→ **REQUEST**
Quote every line as written. Omit pictures.

→ **DATA TO USE**
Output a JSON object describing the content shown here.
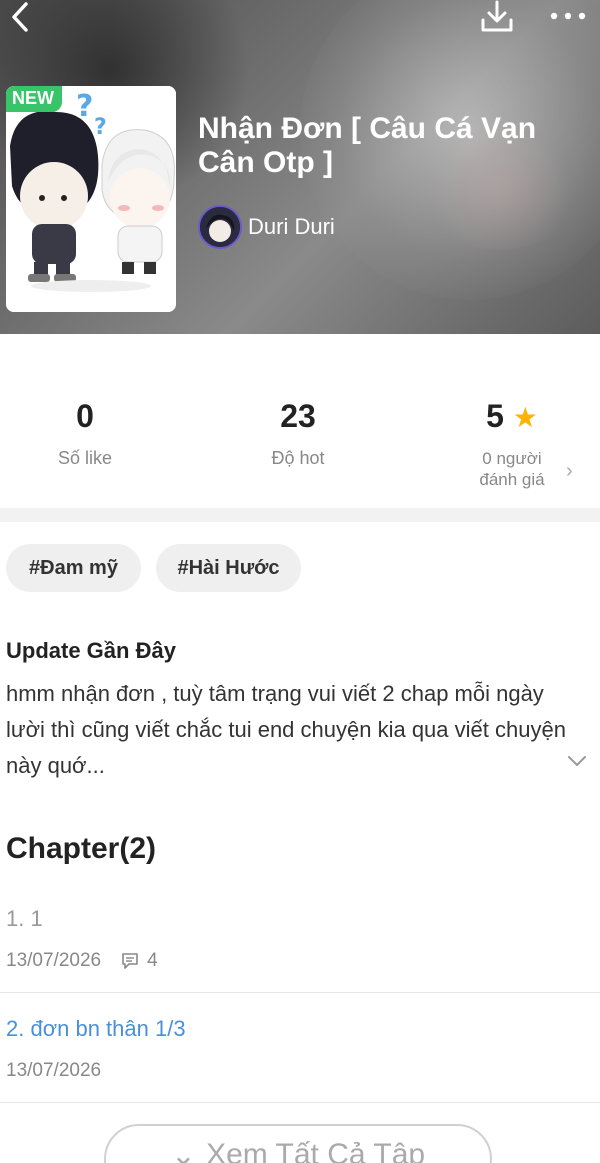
{
  "header": {
    "badge": "NEW",
    "title": "Nhận Đơn [ Câu Cá Vạn Cân Otp ]",
    "author": "Duri Duri",
    "icons": [
      "back-arrow-icon",
      "download-icon",
      "more-dots-icon"
    ]
  },
  "stats": [
    {
      "value": "0",
      "label": "Số like"
    },
    {
      "value": "23",
      "label": "Độ hot"
    },
    {
      "value": "5",
      "label_line1": "0 người",
      "label_line2": "đánh giá"
    }
  ],
  "tags": [
    "#Đam mỹ",
    "#Hài Hước"
  ],
  "update": {
    "title": "Update Gần Đây",
    "text": "hmm nhận đơn , tuỳ tâm trạng vui viết 2 chap mỗi ngày lười thì cũng viết chắc tui end chuyện kia qua viết chuyện này quớ..."
  },
  "chapters": {
    "heading": "Chapter(2)",
    "items": [
      {
        "title": "1. 1",
        "date": "13/07/2026",
        "comments": "4",
        "color": "#999999"
      },
      {
        "title": "2. đơn bn thân 1/3",
        "date": "13/07/2026",
        "color": "#4a90d9"
      }
    ],
    "view_all": "Xem Tất Cả Tập"
  },
  "colors": {
    "badge": "#39c46a",
    "star": "#ffb300",
    "link": "#4a90d9"
  }
}
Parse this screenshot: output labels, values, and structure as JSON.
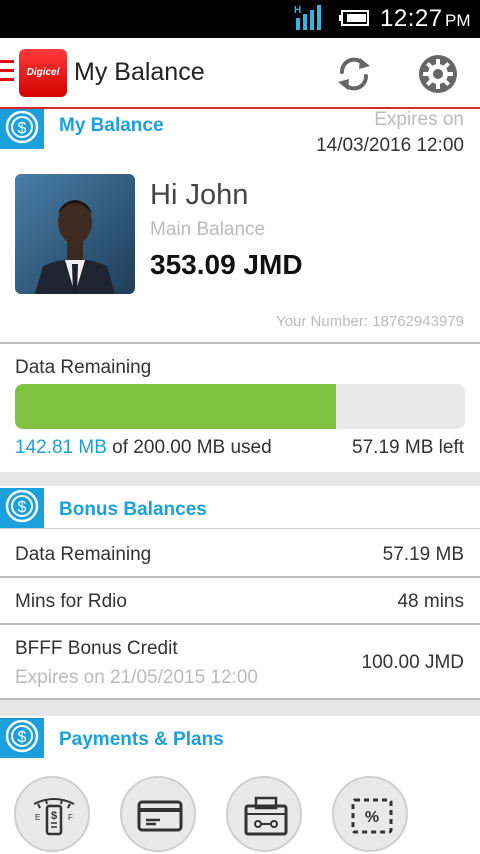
{
  "status_bar": {
    "network_type": "H",
    "time": "12:27",
    "ampm": "PM"
  },
  "app_bar": {
    "logo_text": "Digicel",
    "title": "My Balance"
  },
  "my_balance": {
    "section_title": "My Balance",
    "expires_label": "Expires on",
    "expires_date": "14/03/2016 12:00",
    "greeting": "Hi John",
    "main_balance_label": "Main Balance",
    "main_balance_value": "353.09 JMD",
    "your_number": "Your Number: 18762943979"
  },
  "data_remaining": {
    "label": "Data Remaining",
    "used_fraction": 0.714,
    "used_amount": "142.81 MB",
    "used_suffix": " of 200.00 MB used",
    "left_text": "57.19 MB left",
    "fill_color": "#80c342"
  },
  "bonus_balances": {
    "section_title": "Bonus Balances",
    "rows": [
      {
        "label": "Data Remaining",
        "value": "57.19 MB"
      },
      {
        "label": "Mins for Rdio",
        "value": "48 mins"
      },
      {
        "label": "BFFF Bonus Credit",
        "value": "100.00 JMD",
        "sub": "Expires on 21/05/2015 12:00"
      }
    ]
  },
  "payments_plans": {
    "section_title": "Payments & Plans",
    "buttons": [
      "top-up-meter-icon",
      "credit-card-icon",
      "voucher-machine-icon",
      "discount-coupon-icon"
    ]
  },
  "colors": {
    "accent_blue": "#1ba0de",
    "brand_red": "#e30613",
    "progress_green": "#80c342"
  }
}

→ **RESPONSE**
Output a JSON object describing the content shown here.
{
  "header": {
    "badge": "NEW",
    "title": "Nhận Đơn [ Câu Cá Vạn Cân Otp ]",
    "author": "Duri Duri",
    "icons": [
      "back-arrow-icon",
      "download-icon",
      "more-dots-icon"
    ]
  },
  "stats": [
    {
      "value": "0",
      "label": "Số like"
    },
    {
      "value": "23",
      "label": "Độ hot"
    },
    {
      "value": "5",
      "label_line1": "0 người",
      "label_line2": "đánh giá"
    }
  ],
  "tags": [
    "#Đam mỹ",
    "#Hài Hước"
  ],
  "update": {
    "title": "Update Gần Đây",
    "text": "hmm nhận đơn , tuỳ tâm trạng vui viết 2 chap mỗi ngày lười thì cũng viết chắc tui end chuyện kia qua viết chuyện này quớ..."
  },
  "chapters": {
    "heading": "Chapter(2)",
    "items": [
      {
        "title": "1. 1",
        "date": "13/07/2026",
        "comments": "4",
        "color": "#999999"
      },
      {
        "title": "2. đơn bn thân 1/3",
        "date": "13/07/2026",
        "color": "#4a90d9"
      }
    ],
    "view_all": "Xem Tất Cả Tập"
  },
  "colors": {
    "badge": "#39c46a",
    "star": "#ffb300",
    "link": "#4a90d9"
  }
}
Parse this screenshot: output labels, values, and structure as JSON.
{
  "status_bar": {
    "network_type": "H",
    "time": "12:27",
    "ampm": "PM"
  },
  "app_bar": {
    "logo_text": "Digicel",
    "title": "My Balance"
  },
  "my_balance": {
    "section_title": "My Balance",
    "expires_label": "Expires on",
    "expires_date": "14/03/2016 12:00",
    "greeting": "Hi John",
    "main_balance_label": "Main Balance",
    "main_balance_value": "353.09 JMD",
    "your_number": "Your Number: 18762943979"
  },
  "data_remaining": {
    "label": "Data Remaining",
    "used_fraction": 0.714,
    "used_amount": "142.81 MB",
    "used_suffix": " of 200.00 MB used",
    "left_text": "57.19 MB left",
    "fill_color": "#80c342"
  },
  "bonus_balances": {
    "section_title": "Bonus Balances",
    "rows": [
      {
        "label": "Data Remaining",
        "value": "57.19 MB"
      },
      {
        "label": "Mins for Rdio",
        "value": "48 mins"
      },
      {
        "label": "BFFF Bonus Credit",
        "value": "100.00 JMD",
        "sub": "Expires on 21/05/2015 12:00"
      }
    ]
  },
  "payments_plans": {
    "section_title": "Payments & Plans",
    "buttons": [
      "top-up-meter-icon",
      "credit-card-icon",
      "voucher-machine-icon",
      "discount-coupon-icon"
    ]
  },
  "colors": {
    "accent_blue": "#1ba0de",
    "brand_red": "#e30613",
    "progress_green": "#80c342"
  }
}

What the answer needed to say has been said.